▶ Aim: Give the data again, word for word.

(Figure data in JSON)
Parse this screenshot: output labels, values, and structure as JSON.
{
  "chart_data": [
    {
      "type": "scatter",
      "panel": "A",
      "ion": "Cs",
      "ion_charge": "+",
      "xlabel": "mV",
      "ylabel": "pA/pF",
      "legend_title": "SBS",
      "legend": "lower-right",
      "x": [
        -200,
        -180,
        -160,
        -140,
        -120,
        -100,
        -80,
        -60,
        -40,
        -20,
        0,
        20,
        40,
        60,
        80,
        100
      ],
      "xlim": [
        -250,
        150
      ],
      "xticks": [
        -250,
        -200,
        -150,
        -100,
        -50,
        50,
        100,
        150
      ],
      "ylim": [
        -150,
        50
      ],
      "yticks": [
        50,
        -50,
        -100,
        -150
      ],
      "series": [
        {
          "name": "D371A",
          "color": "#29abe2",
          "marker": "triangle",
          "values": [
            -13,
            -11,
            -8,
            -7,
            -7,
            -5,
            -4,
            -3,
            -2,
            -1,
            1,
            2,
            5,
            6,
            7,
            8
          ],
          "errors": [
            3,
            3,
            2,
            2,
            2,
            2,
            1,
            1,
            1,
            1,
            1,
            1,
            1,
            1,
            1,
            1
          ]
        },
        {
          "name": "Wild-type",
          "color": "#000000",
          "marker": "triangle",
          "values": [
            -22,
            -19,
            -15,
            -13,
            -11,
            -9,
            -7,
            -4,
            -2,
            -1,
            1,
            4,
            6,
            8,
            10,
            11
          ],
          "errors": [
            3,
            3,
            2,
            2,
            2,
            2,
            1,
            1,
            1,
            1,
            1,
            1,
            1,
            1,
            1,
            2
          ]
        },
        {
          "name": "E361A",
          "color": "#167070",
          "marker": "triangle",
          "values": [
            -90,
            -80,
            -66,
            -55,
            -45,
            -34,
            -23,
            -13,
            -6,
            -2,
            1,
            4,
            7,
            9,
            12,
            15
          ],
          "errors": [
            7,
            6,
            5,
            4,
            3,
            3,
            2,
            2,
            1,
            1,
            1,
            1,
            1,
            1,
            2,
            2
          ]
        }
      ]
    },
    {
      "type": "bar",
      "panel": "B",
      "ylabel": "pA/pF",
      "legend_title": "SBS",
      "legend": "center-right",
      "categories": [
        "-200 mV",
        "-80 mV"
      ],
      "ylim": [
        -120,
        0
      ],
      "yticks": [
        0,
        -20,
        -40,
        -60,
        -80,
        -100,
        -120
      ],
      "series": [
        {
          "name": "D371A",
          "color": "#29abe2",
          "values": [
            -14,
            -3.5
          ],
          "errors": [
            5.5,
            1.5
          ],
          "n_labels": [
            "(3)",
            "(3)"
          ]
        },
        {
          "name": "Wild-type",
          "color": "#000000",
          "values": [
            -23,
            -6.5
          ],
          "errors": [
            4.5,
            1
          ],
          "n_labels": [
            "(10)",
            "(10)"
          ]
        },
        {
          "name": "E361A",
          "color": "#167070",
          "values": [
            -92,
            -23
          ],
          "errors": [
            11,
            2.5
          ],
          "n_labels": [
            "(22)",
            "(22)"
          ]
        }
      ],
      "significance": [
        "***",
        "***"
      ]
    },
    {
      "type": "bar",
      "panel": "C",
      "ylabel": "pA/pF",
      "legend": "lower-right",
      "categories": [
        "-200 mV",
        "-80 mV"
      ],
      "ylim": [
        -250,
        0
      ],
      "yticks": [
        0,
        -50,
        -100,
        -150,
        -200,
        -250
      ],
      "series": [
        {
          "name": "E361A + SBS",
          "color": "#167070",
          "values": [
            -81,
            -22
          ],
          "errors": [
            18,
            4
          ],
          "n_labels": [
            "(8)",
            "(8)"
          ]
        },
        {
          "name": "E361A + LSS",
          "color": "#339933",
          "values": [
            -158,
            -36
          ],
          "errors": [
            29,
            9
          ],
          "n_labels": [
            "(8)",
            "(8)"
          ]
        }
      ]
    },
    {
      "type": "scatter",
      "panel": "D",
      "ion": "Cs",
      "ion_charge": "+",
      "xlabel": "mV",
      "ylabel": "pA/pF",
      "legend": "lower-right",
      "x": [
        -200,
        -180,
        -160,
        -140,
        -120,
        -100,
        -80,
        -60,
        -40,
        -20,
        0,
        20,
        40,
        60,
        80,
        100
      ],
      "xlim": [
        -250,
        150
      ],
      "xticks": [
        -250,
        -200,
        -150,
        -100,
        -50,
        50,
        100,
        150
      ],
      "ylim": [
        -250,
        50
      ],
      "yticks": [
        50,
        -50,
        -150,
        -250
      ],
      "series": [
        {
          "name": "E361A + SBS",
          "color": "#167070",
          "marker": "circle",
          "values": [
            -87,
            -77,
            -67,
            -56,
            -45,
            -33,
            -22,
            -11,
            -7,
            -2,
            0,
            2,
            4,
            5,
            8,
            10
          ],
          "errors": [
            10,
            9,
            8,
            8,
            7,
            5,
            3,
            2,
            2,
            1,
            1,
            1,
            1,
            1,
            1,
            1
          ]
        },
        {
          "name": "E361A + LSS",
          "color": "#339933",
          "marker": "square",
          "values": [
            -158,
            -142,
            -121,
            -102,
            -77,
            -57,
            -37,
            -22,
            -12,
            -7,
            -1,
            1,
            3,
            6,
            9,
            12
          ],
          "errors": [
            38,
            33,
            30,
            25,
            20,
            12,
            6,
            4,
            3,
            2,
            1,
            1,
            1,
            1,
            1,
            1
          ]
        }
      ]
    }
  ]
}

▶ Final result:
Parse this screenshot: output labels, values, and structure as JSON.
{
  "chart_data": [
    {
      "type": "scatter",
      "panel": "A",
      "ion": "Cs",
      "ion_charge": "+",
      "xlabel": "mV",
      "ylabel": "pA/pF",
      "legend_title": "SBS",
      "legend": "lower-right",
      "x": [
        -200,
        -180,
        -160,
        -140,
        -120,
        -100,
        -80,
        -60,
        -40,
        -20,
        0,
        20,
        40,
        60,
        80,
        100
      ],
      "xlim": [
        -250,
        150
      ],
      "xticks": [
        -250,
        -200,
        -150,
        -100,
        -50,
        50,
        100,
        150
      ],
      "ylim": [
        -150,
        50
      ],
      "yticks": [
        50,
        -50,
        -100,
        -150
      ],
      "series": [
        {
          "name": "D371A",
          "color": "#29abe2",
          "marker": "triangle",
          "values": [
            -13,
            -11,
            -8,
            -7,
            -7,
            -5,
            -4,
            -3,
            -2,
            -1,
            1,
            2,
            5,
            6,
            7,
            8
          ],
          "errors": [
            3,
            3,
            2,
            2,
            2,
            2,
            1,
            1,
            1,
            1,
            1,
            1,
            1,
            1,
            1,
            1
          ]
        },
        {
          "name": "Wild-type",
          "color": "#000000",
          "marker": "triangle",
          "values": [
            -22,
            -19,
            -15,
            -13,
            -11,
            -9,
            -7,
            -4,
            -2,
            -1,
            1,
            4,
            6,
            8,
            10,
            11
          ],
          "errors": [
            3,
            3,
            2,
            2,
            2,
            2,
            1,
            1,
            1,
            1,
            1,
            1,
            1,
            1,
            1,
            2
          ]
        },
        {
          "name": "E361A",
          "color": "#167070",
          "marker": "triangle",
          "values": [
            -90,
            -80,
            -66,
            -55,
            -45,
            -34,
            -23,
            -13,
            -6,
            -2,
            1,
            4,
            7,
            9,
            12,
            15
          ],
          "errors": [
            7,
            6,
            5,
            4,
            3,
            3,
            2,
            2,
            1,
            1,
            1,
            1,
            1,
            1,
            2,
            2
          ]
        }
      ]
    },
    {
      "type": "bar",
      "panel": "B",
      "ylabel": "pA/pF",
      "legend_title": "SBS",
      "legend": "center-right",
      "categories": [
        "-200 mV",
        "-80 mV"
      ],
      "ylim": [
        -120,
        0
      ],
      "yticks": [
        0,
        -20,
        -40,
        -60,
        -80,
        -100,
        -120
      ],
      "series": [
        {
          "name": "D371A",
          "color": "#29abe2",
          "values": [
            -14,
            -3.5
          ],
          "errors": [
            5.5,
            1.5
          ],
          "n_labels": [
            "(3)",
            "(3)"
          ]
        },
        {
          "name": "Wild-type",
          "color": "#000000",
          "values": [
            -23,
            -6.5
          ],
          "errors": [
            4.5,
            1
          ],
          "n_labels": [
            "(10)",
            "(10)"
          ]
        },
        {
          "name": "E361A",
          "color": "#167070",
          "values": [
            -92,
            -23
          ],
          "errors": [
            11,
            2.5
          ],
          "n_labels": [
            "(22)",
            "(22)"
          ]
        }
      ],
      "significance": [
        "***",
        "***"
      ]
    },
    {
      "type": "bar",
      "panel": "C",
      "ylabel": "pA/pF",
      "legend": "lower-right",
      "categories": [
        "-200 mV",
        "-80 mV"
      ],
      "ylim": [
        -250,
        0
      ],
      "yticks": [
        0,
        -50,
        -100,
        -150,
        -200,
        -250
      ],
      "series": [
        {
          "name": "E361A + SBS",
          "color": "#167070",
          "values": [
            -81,
            -22
          ],
          "errors": [
            18,
            4
          ],
          "n_labels": [
            "(8)",
            "(8)"
          ]
        },
        {
          "name": "E361A + LSS",
          "color": "#339933",
          "values": [
            -158,
            -36
          ],
          "errors": [
            29,
            9
          ],
          "n_labels": [
            "(8)",
            "(8)"
          ]
        }
      ]
    },
    {
      "type": "scatter",
      "panel": "D",
      "ion": "Cs",
      "ion_charge": "+",
      "xlabel": "mV",
      "ylabel": "pA/pF",
      "legend": "lower-right",
      "x": [
        -200,
        -180,
        -160,
        -140,
        -120,
        -100,
        -80,
        -60,
        -40,
        -20,
        0,
        20,
        40,
        60,
        80,
        100
      ],
      "xlim": [
        -250,
        150
      ],
      "xticks": [
        -250,
        -200,
        -150,
        -100,
        -50,
        50,
        100,
        150
      ],
      "ylim": [
        -250,
        50
      ],
      "yticks": [
        50,
        -50,
        -150,
        -250
      ],
      "series": [
        {
          "name": "E361A + SBS",
          "color": "#167070",
          "marker": "circle",
          "values": [
            -87,
            -77,
            -67,
            -56,
            -45,
            -33,
            -22,
            -11,
            -7,
            -2,
            0,
            2,
            4,
            5,
            8,
            10
          ],
          "errors": [
            10,
            9,
            8,
            8,
            7,
            5,
            3,
            2,
            2,
            1,
            1,
            1,
            1,
            1,
            1,
            1
          ]
        },
        {
          "name": "E361A + LSS",
          "color": "#339933",
          "marker": "square",
          "values": [
            -158,
            -142,
            -121,
            -102,
            -77,
            -57,
            -37,
            -22,
            -12,
            -7,
            -1,
            1,
            3,
            6,
            9,
            12
          ],
          "errors": [
            38,
            33,
            30,
            25,
            20,
            12,
            6,
            4,
            3,
            2,
            1,
            1,
            1,
            1,
            1,
            1
          ]
        }
      ]
    }
  ]
}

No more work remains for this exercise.